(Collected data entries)

>> start

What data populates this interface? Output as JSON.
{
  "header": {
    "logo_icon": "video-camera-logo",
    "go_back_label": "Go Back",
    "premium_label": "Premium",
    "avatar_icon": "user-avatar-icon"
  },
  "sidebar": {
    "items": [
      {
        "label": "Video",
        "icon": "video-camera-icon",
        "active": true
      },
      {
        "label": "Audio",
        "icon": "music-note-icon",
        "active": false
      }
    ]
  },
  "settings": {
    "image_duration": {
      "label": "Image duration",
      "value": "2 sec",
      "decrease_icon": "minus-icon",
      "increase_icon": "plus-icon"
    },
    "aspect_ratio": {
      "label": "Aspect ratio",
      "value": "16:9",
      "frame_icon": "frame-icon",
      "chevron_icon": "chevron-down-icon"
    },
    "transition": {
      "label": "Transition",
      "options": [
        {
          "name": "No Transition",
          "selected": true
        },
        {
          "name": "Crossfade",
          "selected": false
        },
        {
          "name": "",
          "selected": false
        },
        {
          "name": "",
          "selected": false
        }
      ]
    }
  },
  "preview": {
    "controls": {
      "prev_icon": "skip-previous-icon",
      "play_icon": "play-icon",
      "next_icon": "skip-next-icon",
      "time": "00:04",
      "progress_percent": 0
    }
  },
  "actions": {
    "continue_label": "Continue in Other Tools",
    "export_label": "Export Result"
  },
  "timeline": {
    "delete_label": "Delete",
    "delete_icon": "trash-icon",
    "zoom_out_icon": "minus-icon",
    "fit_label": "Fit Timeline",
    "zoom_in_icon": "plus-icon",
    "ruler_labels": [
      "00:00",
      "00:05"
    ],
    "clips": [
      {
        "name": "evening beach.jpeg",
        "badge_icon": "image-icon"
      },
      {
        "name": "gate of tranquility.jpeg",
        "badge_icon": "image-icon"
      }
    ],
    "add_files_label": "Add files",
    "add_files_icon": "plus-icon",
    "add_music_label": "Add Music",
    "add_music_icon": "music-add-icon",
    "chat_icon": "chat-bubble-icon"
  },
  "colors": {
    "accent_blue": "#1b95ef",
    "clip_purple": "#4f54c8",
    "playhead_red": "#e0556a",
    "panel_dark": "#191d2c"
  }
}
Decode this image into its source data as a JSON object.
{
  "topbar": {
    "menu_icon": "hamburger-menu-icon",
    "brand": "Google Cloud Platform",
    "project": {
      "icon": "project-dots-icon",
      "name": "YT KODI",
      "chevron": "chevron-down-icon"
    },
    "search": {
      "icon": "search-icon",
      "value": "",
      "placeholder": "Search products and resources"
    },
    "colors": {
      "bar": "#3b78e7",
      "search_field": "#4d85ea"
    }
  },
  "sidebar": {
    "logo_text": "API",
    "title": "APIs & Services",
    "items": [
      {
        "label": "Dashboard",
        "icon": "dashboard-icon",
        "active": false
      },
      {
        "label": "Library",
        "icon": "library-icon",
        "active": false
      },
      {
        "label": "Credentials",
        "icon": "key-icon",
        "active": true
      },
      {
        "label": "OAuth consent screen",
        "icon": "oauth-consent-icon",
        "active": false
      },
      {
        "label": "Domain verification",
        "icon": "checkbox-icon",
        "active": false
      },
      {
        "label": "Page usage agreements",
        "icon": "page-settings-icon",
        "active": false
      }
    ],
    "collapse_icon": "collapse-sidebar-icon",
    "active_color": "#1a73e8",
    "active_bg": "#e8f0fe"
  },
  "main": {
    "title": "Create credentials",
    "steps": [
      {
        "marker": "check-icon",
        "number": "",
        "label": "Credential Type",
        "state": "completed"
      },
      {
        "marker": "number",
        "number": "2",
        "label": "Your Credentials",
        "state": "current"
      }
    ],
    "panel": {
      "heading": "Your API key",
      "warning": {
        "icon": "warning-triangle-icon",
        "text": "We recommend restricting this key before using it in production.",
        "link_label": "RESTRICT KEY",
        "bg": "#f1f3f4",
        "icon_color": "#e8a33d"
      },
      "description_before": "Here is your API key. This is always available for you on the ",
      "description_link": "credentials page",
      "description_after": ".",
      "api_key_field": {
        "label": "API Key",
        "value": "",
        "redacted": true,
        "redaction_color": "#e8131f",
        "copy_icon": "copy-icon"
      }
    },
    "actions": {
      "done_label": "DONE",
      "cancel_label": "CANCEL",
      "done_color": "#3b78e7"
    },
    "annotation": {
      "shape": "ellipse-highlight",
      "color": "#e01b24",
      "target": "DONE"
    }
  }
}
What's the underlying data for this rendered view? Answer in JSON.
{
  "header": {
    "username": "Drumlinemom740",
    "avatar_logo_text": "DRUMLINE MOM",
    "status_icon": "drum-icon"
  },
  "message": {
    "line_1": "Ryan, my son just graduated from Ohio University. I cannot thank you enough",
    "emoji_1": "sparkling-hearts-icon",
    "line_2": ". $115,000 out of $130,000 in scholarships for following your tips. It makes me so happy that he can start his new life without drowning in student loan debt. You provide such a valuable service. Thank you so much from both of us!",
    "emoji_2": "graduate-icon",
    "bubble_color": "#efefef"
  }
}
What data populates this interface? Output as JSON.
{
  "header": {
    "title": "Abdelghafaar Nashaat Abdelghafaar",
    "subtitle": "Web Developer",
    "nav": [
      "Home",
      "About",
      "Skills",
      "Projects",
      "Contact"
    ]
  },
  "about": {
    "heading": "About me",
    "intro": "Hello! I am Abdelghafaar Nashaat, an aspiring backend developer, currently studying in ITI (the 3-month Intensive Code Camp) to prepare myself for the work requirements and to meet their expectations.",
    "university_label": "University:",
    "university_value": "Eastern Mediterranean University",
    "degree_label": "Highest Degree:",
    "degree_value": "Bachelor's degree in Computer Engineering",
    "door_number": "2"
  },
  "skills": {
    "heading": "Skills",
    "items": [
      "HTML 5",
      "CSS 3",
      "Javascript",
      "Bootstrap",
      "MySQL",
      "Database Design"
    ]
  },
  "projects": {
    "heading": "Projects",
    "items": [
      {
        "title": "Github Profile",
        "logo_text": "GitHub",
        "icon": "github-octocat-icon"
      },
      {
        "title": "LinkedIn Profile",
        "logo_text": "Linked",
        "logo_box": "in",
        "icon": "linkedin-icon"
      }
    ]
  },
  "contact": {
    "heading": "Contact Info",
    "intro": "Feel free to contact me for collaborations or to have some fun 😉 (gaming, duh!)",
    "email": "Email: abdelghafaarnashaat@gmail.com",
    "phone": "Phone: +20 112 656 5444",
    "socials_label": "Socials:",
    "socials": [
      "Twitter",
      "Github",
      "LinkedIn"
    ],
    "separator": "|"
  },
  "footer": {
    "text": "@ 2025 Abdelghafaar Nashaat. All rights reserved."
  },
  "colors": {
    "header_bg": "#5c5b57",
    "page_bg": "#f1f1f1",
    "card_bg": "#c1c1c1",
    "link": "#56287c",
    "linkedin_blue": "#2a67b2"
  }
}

>> end

EXERCISE OBJECTIVE: Extract the full listing above without alteration.

ANSWER TO THIS EXERCISE:
What data populates this interface? Output as JSON.
{
  "header": {
    "logo_icon": "video-camera-logo",
    "go_back_label": "Go Back",
    "premium_label": "Premium",
    "avatar_icon": "user-avatar-icon"
  },
  "sidebar": {
    "items": [
      {
        "label": "Video",
        "icon": "video-camera-icon",
        "active": true
      },
      {
        "label": "Audio",
        "icon": "music-note-icon",
        "active": false
      }
    ]
  },
  "settings": {
    "image_duration": {
      "label": "Image duration",
      "value": "2 sec",
      "decrease_icon": "minus-icon",
      "increase_icon": "plus-icon"
    },
    "aspect_ratio": {
      "label": "Aspect ratio",
      "value": "16:9",
      "frame_icon": "frame-icon",
      "chevron_icon": "chevron-down-icon"
    },
    "transition": {
      "label": "Transition",
      "options": [
        {
          "name": "No Transition",
          "selected": true
        },
        {
          "name": "Crossfade",
          "selected": false
        },
        {
          "name": "",
          "selected": false
        },
        {
          "name": "",
          "selected": false
        }
      ]
    }
  },
  "preview": {
    "controls": {
      "prev_icon": "skip-previous-icon",
      "play_icon": "play-icon",
      "next_icon": "skip-next-icon",
      "time": "00:04",
      "progress_percent": 0
    }
  },
  "actions": {
    "continue_label": "Continue in Other Tools",
    "export_label": "Export Result"
  },
  "timeline": {
    "delete_label": "Delete",
    "delete_icon": "trash-icon",
    "zoom_out_icon": "minus-icon",
    "fit_label": "Fit Timeline",
    "zoom_in_icon": "plus-icon",
    "ruler_labels": [
      "00:00",
      "00:05"
    ],
    "clips": [
      {
        "name": "evening beach.jpeg",
        "badge_icon": "image-icon"
      },
      {
        "name": "gate of tranquility.jpeg",
        "badge_icon": "image-icon"
      }
    ],
    "add_files_label": "Add files",
    "add_files_icon": "plus-icon",
    "add_music_label": "Add Music",
    "add_music_icon": "music-add-icon",
    "chat_icon": "chat-bubble-icon"
  },
  "colors": {
    "accent_blue": "#1b95ef",
    "clip_purple": "#4f54c8",
    "playhead_red": "#e0556a",
    "panel_dark": "#191d2c"
  }
}
Decode this image into its source data as a JSON object.
{
  "topbar": {
    "menu_icon": "hamburger-menu-icon",
    "brand": "Google Cloud Platform",
    "project": {
      "icon": "project-dots-icon",
      "name": "YT KODI",
      "chevron": "chevron-down-icon"
    },
    "search": {
      "icon": "search-icon",
      "value": "",
      "placeholder": "Search products and resources"
    },
    "colors": {
      "bar": "#3b78e7",
      "search_field": "#4d85ea"
    }
  },
  "sidebar": {
    "logo_text": "API",
    "title": "APIs & Services",
    "items": [
      {
        "label": "Dashboard",
        "icon": "dashboard-icon",
        "active": false
      },
      {
        "label": "Library",
        "icon": "library-icon",
        "active": false
      },
      {
        "label": "Credentials",
        "icon": "key-icon",
        "active": true
      },
      {
        "label": "OAuth consent screen",
        "icon": "oauth-consent-icon",
        "active": false
      },
      {
        "label": "Domain verification",
        "icon": "checkbox-icon",
        "active": false
      },
      {
        "label": "Page usage agreements",
        "icon": "page-settings-icon",
        "active": false
      }
    ],
    "collapse_icon": "collapse-sidebar-icon",
    "active_color": "#1a73e8",
    "active_bg": "#e8f0fe"
  },
  "main": {
    "title": "Create credentials",
    "steps": [
      {
        "marker": "check-icon",
        "number": "",
        "label": "Credential Type",
        "state": "completed"
      },
      {
        "marker": "number",
        "number": "2",
        "label": "Your Credentials",
        "state": "current"
      }
    ],
    "panel": {
      "heading": "Your API key",
      "warning": {
        "icon": "warning-triangle-icon",
        "text": "We recommend restricting this key before using it in production.",
        "link_label": "RESTRICT KEY",
        "bg": "#f1f3f4",
        "icon_color": "#e8a33d"
      },
      "description_before": "Here is your API key. This is always available for you on the ",
      "description_link": "credentials page",
      "description_after": ".",
      "api_key_field": {
        "label": "API Key",
        "value": "",
        "redacted": true,
        "redaction_color": "#e8131f",
        "copy_icon": "copy-icon"
      }
    },
    "actions": {
      "done_label": "DONE",
      "cancel_label": "CANCEL",
      "done_color": "#3b78e7"
    },
    "annotation": {
      "shape": "ellipse-highlight",
      "color": "#e01b24",
      "target": "DONE"
    }
  }
}
What's the underlying data for this rendered view? Answer in JSON.
{
  "header": {
    "username": "Drumlinemom740",
    "avatar_logo_text": "DRUMLINE MOM",
    "status_icon": "drum-icon"
  },
  "message": {
    "line_1": "Ryan, my son just graduated from Ohio University. I cannot thank you enough",
    "emoji_1": "sparkling-hearts-icon",
    "line_2": ". $115,000 out of $130,000 in scholarships for following your tips. It makes me so happy that he can start his new life without drowning in student loan debt. You provide such a valuable service. Thank you so much from both of us!",
    "emoji_2": "graduate-icon",
    "bubble_color": "#efefef"
  }
}
What data populates this interface? Output as JSON.
{
  "header": {
    "title": "Abdelghafaar Nashaat Abdelghafaar",
    "subtitle": "Web Developer",
    "nav": [
      "Home",
      "About",
      "Skills",
      "Projects",
      "Contact"
    ]
  },
  "about": {
    "heading": "About me",
    "intro": "Hello! I am Abdelghafaar Nashaat, an aspiring backend developer, currently studying in ITI (the 3-month Intensive Code Camp) to prepare myself for the work requirements and to meet their expectations.",
    "university_label": "University:",
    "university_value": "Eastern Mediterranean University",
    "degree_label": "Highest Degree:",
    "degree_value": "Bachelor's degree in Computer Engineering",
    "door_number": "2"
  },
  "skills": {
    "heading": "Skills",
    "items": [
      "HTML 5",
      "CSS 3",
      "Javascript",
      "Bootstrap",
      "MySQL",
      "Database Design"
    ]
  },
  "projects": {
    "heading": "Projects",
    "items": [
      {
        "title": "Github Profile",
        "logo_text": "GitHub",
        "icon": "github-octocat-icon"
      },
      {
        "title": "LinkedIn Profile",
        "logo_text": "Linked",
        "logo_box": "in",
        "icon": "linkedin-icon"
      }
    ]
  },
  "contact": {
    "heading": "Contact Info",
    "intro": "Feel free to contact me for collaborations or to have some fun 😉 (gaming, duh!)",
    "email": "Email: abdelghafaarnashaat@gmail.com",
    "phone": "Phone: +20 112 656 5444",
    "socials_label": "Socials:",
    "socials": [
      "Twitter",
      "Github",
      "LinkedIn"
    ],
    "separator": "|"
  },
  "footer": {
    "text": "@ 2025 Abdelghafaar Nashaat. All rights reserved."
  },
  "colors": {
    "header_bg": "#5c5b57",
    "page_bg": "#f1f1f1",
    "card_bg": "#c1c1c1",
    "link": "#56287c",
    "linkedin_blue": "#2a67b2"
  }
}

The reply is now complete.